WORK TO DO
Starting from the line containing "Output the text content of this document.", write out every remaining line exactly, the last one included.

DATA SECTION
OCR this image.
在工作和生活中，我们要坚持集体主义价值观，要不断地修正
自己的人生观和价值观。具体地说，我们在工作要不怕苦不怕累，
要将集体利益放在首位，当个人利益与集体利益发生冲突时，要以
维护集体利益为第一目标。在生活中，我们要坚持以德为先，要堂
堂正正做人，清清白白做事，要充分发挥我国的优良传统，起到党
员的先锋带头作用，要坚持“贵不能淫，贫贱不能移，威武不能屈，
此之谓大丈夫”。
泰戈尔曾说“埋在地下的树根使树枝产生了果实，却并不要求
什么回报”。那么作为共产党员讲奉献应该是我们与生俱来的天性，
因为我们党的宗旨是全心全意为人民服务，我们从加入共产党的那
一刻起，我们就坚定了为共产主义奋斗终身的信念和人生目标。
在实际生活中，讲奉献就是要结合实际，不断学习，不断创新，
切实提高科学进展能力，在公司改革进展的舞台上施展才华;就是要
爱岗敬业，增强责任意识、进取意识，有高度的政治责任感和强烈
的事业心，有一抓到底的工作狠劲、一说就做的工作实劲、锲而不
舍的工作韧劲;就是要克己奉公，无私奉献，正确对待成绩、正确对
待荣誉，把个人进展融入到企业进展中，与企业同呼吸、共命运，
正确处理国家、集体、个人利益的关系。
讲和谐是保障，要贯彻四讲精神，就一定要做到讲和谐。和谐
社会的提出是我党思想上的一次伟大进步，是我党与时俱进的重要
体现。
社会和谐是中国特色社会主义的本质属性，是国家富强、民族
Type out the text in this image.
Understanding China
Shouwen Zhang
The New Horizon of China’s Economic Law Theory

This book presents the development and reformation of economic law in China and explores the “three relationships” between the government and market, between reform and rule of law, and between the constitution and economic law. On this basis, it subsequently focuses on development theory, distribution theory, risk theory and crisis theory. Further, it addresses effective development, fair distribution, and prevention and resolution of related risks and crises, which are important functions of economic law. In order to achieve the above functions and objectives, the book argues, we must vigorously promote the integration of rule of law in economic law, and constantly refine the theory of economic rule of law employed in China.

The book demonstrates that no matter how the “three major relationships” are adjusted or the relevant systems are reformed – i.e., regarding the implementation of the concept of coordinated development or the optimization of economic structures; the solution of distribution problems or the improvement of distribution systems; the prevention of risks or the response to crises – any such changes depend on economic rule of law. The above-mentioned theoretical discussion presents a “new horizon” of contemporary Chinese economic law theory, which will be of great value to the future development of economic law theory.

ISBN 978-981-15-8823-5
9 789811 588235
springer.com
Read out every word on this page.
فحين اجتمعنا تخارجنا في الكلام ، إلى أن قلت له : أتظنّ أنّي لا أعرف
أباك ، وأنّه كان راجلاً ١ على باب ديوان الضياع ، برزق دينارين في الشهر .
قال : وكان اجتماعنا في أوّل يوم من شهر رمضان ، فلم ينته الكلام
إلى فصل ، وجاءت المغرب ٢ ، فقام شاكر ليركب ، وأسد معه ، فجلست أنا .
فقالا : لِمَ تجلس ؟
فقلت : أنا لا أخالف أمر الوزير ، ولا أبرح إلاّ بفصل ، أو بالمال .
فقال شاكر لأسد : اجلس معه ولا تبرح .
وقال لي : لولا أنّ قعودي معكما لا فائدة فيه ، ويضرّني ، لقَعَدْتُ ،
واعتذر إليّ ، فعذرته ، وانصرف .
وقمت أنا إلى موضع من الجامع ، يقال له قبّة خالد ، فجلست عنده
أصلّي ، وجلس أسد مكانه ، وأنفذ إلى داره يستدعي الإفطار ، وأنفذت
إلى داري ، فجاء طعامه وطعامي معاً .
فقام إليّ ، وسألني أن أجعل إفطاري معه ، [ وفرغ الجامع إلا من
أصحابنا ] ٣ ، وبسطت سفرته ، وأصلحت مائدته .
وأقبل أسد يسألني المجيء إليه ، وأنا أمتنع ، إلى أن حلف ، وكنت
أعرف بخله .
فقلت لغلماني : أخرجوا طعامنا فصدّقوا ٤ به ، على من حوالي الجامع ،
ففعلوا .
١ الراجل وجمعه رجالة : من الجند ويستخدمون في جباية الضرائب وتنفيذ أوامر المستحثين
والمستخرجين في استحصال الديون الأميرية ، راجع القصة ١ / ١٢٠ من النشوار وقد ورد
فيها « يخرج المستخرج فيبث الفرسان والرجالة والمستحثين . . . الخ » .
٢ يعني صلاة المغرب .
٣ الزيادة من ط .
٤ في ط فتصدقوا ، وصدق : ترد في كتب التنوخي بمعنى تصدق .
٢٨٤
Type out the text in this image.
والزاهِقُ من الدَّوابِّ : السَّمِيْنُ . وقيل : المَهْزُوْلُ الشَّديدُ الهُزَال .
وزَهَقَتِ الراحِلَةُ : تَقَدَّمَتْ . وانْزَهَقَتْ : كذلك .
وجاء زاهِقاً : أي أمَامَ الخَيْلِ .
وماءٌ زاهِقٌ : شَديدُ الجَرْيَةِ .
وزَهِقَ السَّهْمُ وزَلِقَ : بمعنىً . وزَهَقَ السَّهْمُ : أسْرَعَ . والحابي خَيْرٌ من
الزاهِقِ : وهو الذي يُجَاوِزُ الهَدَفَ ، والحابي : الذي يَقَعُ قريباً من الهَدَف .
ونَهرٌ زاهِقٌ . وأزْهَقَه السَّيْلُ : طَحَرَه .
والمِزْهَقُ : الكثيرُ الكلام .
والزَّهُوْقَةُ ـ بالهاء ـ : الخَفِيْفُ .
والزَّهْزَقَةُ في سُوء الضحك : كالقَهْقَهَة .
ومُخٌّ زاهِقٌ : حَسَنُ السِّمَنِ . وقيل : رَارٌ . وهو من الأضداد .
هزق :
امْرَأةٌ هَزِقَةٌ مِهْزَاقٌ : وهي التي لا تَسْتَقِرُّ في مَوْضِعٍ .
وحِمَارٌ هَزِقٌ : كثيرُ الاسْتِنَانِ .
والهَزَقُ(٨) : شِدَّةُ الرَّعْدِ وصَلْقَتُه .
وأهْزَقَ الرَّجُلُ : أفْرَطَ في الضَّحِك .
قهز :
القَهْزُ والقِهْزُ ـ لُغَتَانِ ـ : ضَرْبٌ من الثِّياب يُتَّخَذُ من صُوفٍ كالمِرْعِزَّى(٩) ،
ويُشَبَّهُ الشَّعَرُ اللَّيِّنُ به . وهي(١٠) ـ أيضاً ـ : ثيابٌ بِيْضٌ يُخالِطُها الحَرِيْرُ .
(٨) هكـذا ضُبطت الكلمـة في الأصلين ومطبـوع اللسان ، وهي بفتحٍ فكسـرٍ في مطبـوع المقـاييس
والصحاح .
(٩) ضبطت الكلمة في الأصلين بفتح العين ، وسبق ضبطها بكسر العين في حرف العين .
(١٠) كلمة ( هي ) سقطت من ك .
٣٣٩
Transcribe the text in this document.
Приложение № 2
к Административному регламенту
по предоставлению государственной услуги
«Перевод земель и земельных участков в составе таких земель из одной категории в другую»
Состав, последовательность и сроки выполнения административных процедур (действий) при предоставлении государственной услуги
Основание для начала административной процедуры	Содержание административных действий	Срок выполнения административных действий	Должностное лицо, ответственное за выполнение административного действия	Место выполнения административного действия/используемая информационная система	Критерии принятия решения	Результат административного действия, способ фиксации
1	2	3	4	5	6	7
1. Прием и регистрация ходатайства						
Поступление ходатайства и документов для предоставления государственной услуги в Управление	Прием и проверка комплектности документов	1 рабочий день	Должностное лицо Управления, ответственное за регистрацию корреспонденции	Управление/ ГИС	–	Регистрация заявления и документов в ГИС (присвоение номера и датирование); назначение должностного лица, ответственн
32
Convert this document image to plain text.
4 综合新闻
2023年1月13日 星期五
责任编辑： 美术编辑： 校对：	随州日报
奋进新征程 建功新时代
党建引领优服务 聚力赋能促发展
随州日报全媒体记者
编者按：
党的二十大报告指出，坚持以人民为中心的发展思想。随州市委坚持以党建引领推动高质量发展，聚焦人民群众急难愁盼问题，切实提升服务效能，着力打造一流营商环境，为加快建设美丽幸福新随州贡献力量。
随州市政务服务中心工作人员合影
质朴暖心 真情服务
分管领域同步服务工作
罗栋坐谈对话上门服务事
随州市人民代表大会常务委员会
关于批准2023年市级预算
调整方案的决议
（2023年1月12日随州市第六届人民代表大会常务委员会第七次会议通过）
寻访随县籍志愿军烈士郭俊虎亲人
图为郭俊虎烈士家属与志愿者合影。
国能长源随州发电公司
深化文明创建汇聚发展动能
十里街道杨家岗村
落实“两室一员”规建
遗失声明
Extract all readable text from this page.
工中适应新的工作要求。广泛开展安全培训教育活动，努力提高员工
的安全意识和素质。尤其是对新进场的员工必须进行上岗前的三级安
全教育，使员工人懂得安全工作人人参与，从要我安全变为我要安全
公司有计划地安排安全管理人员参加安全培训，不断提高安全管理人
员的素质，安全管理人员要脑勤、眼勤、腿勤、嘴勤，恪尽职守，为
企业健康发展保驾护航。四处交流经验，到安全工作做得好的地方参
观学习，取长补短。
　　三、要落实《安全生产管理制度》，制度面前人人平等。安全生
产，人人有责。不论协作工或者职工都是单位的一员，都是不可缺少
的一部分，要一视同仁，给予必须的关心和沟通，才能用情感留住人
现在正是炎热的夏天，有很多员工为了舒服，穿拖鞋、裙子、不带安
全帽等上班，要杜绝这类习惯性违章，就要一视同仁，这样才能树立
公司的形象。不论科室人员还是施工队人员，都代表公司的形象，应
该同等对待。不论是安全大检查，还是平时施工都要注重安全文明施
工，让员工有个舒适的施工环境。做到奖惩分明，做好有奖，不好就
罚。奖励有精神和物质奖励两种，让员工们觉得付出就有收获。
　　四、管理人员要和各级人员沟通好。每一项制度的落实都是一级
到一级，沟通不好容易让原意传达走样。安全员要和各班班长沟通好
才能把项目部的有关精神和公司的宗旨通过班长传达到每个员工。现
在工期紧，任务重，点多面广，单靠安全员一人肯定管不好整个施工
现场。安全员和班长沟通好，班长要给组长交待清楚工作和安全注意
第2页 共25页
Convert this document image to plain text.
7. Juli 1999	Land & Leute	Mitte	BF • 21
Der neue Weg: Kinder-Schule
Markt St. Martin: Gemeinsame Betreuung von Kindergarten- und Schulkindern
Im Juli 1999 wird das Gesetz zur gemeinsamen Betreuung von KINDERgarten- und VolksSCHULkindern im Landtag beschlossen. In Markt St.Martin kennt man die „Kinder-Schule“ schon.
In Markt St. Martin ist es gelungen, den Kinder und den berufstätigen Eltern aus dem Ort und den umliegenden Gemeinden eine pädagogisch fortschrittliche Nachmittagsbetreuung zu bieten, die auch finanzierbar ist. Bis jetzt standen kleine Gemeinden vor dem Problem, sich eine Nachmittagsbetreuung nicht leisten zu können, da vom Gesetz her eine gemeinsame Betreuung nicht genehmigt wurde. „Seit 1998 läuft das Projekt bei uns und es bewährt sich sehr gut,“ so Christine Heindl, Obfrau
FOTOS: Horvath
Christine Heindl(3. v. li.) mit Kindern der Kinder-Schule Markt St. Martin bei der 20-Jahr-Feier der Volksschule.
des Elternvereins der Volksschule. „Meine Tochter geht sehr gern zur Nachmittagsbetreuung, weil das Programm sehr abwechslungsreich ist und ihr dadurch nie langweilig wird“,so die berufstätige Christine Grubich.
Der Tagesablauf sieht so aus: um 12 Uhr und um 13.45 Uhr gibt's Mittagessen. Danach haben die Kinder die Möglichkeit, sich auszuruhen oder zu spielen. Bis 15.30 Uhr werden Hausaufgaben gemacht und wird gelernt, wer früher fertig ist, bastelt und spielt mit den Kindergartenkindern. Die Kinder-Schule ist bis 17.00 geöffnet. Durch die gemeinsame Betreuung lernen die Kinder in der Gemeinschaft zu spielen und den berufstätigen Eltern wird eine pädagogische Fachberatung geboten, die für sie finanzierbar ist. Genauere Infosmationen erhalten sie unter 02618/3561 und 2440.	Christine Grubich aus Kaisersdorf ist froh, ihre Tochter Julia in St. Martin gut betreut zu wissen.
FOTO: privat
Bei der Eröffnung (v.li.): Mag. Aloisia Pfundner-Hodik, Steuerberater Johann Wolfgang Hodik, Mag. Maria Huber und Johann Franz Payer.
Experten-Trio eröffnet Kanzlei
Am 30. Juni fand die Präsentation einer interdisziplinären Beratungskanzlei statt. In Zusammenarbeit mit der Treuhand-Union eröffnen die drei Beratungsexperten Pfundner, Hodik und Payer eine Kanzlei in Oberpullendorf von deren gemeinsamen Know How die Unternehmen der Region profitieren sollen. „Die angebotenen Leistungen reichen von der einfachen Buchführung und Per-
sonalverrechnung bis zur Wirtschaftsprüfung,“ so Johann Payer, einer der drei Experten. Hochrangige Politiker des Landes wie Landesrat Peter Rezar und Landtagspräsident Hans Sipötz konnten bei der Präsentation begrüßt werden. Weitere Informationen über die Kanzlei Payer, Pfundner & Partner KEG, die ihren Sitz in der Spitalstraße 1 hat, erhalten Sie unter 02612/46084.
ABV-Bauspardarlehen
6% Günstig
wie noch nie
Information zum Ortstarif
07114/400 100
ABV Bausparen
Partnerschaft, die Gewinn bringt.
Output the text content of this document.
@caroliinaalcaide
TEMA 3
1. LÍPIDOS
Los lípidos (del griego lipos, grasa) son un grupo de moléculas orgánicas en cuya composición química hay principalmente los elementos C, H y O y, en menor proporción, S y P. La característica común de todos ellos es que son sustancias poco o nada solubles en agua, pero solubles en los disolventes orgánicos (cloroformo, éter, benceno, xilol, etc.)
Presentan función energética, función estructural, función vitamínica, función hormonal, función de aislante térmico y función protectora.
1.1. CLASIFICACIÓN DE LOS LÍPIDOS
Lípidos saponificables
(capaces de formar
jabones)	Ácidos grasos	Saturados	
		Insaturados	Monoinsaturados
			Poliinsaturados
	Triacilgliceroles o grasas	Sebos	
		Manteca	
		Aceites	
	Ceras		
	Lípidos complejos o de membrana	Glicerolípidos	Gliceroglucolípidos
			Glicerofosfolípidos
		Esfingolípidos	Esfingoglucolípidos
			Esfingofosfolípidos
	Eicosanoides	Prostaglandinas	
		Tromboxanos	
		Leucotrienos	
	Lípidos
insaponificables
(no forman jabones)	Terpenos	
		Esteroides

THE ANSWER
Output the text content of this document.
@caroliinaalcaide
TEMA 3
1. LÍPIDOS
Los lípidos (del griego lipos, grasa) son un grupo de moléculas orgánicas en cuya composición química hay principalmente los elementos C, H y O y, en menor proporción, S y P. La característica común de todos ellos es que son sustancias poco o nada solubles en agua, pero solubles en los disolventes orgánicos (cloroformo, éter, benceno, xilol, etc.)
Presentan función energética, función estructural, función vitamínica, función hormonal, función de aislante térmico y función protectora.
1.1. CLASIFICACIÓN DE LOS LÍPIDOS
Lípidos saponificables
(capaces de formar
jabones)	Ácidos grasos	Saturados	
		Insaturados	Monoinsaturados
			Poliinsaturados
	Triacilgliceroles o grasas	Sebos	
		Manteca	
		Aceites	
	Ceras		
	Lípidos complejos o de membrana	Glicerolípidos	Gliceroglucolípidos
			Glicerofosfolípidos
		Esfingolípidos	Esfingoglucolípidos
			Esfingofosfolípidos
	Eicosanoides	Prostaglandinas	
		Tromboxanos	
		Leucotrienos	
	Lípidos
insaponificables
(no forman jabones)	Terpenos	
		Esteroides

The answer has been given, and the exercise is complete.